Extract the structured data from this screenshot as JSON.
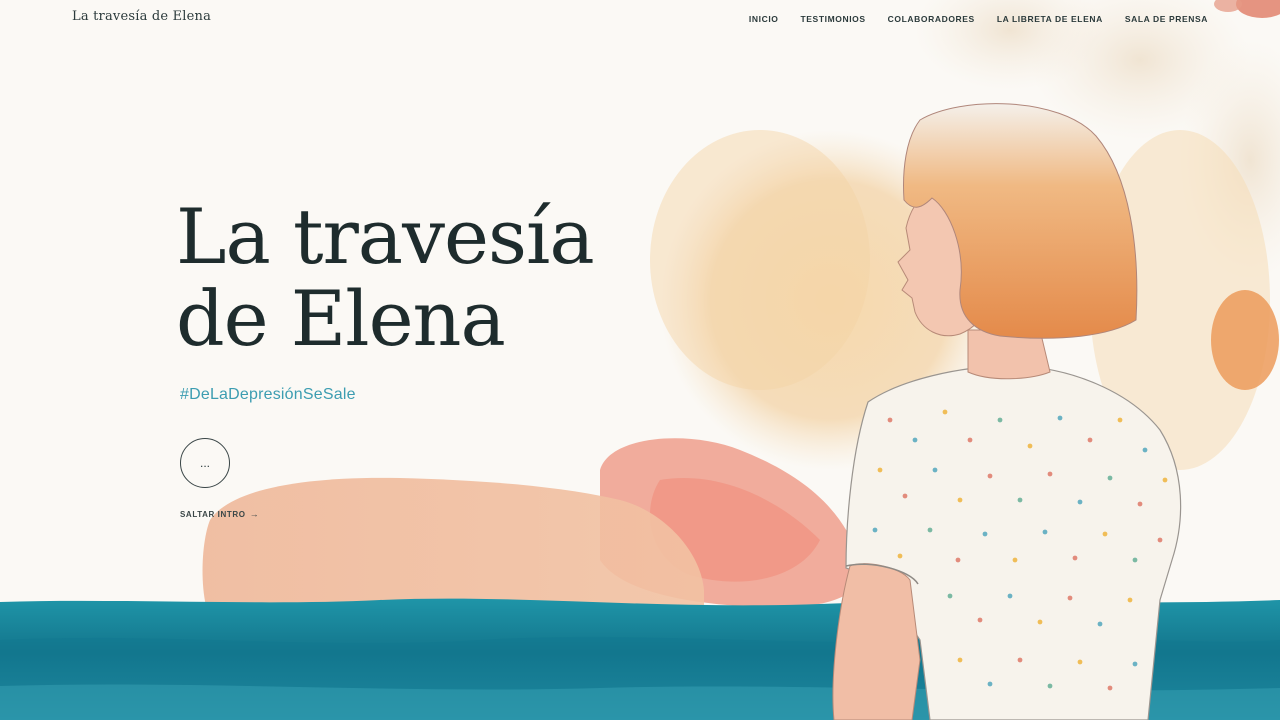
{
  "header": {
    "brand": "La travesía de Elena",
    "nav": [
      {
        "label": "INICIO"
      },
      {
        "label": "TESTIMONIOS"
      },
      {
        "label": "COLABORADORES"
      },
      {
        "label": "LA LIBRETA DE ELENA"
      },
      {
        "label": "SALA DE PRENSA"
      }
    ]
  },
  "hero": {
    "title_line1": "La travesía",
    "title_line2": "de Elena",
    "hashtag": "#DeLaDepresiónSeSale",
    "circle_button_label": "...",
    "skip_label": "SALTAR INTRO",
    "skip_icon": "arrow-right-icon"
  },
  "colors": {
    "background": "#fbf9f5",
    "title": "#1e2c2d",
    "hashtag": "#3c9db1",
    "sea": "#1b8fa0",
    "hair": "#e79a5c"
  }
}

- _Short problem_: Pictures in the records above should not be copied. Repeat everything else exactly.

- _Full response_:
Extract the structured data from this screenshot as JSON.
{
  "header": {
    "brand": "La travesía de Elena",
    "nav": [
      {
        "label": "INICIO"
      },
      {
        "label": "TESTIMONIOS"
      },
      {
        "label": "COLABORADORES"
      },
      {
        "label": "LA LIBRETA DE ELENA"
      },
      {
        "label": "SALA DE PRENSA"
      }
    ]
  },
  "hero": {
    "title_line1": "La travesía",
    "title_line2": "de Elena",
    "hashtag": "#DeLaDepresiónSeSale",
    "circle_button_label": "...",
    "skip_label": "SALTAR INTRO",
    "skip_icon": "arrow-right-icon"
  },
  "colors": {
    "background": "#fbf9f5",
    "title": "#1e2c2d",
    "hashtag": "#3c9db1",
    "sea": "#1b8fa0",
    "hair": "#e79a5c"
  }
}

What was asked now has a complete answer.